**Written exercise**. From the entries provided below, copy each line that contains the word "ABC中".

>> start

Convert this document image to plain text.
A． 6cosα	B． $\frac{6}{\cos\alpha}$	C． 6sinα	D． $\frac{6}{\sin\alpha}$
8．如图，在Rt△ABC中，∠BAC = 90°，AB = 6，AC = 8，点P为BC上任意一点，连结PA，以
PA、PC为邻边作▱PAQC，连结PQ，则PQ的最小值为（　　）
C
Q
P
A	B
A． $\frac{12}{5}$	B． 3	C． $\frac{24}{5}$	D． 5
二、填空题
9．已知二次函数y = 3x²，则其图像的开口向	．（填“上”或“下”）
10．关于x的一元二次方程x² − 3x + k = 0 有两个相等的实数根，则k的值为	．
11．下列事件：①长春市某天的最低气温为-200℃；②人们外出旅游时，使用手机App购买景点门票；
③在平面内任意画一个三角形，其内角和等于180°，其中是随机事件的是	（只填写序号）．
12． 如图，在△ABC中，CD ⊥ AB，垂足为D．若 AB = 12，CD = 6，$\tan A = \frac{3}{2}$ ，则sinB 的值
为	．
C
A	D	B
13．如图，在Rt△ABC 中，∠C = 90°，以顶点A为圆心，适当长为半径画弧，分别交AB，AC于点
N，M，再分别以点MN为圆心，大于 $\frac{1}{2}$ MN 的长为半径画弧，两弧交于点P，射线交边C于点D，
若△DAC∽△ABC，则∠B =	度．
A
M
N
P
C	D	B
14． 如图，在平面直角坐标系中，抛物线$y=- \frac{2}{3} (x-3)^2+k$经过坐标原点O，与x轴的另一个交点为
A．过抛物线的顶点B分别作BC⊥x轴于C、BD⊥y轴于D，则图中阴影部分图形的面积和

>> end

**Task solution**.
8．如图，在Rt△ABC中，∠BAC = 90°，AB = 6，AC = 8，点P为BC上任意一点，连结PA，以
12． 如图，在△ABC中，CD ⊥ AB，垂足为D．若 AB = 12，CD = 6，$\tan A = \frac{3}{2}$ ，则sinB 的值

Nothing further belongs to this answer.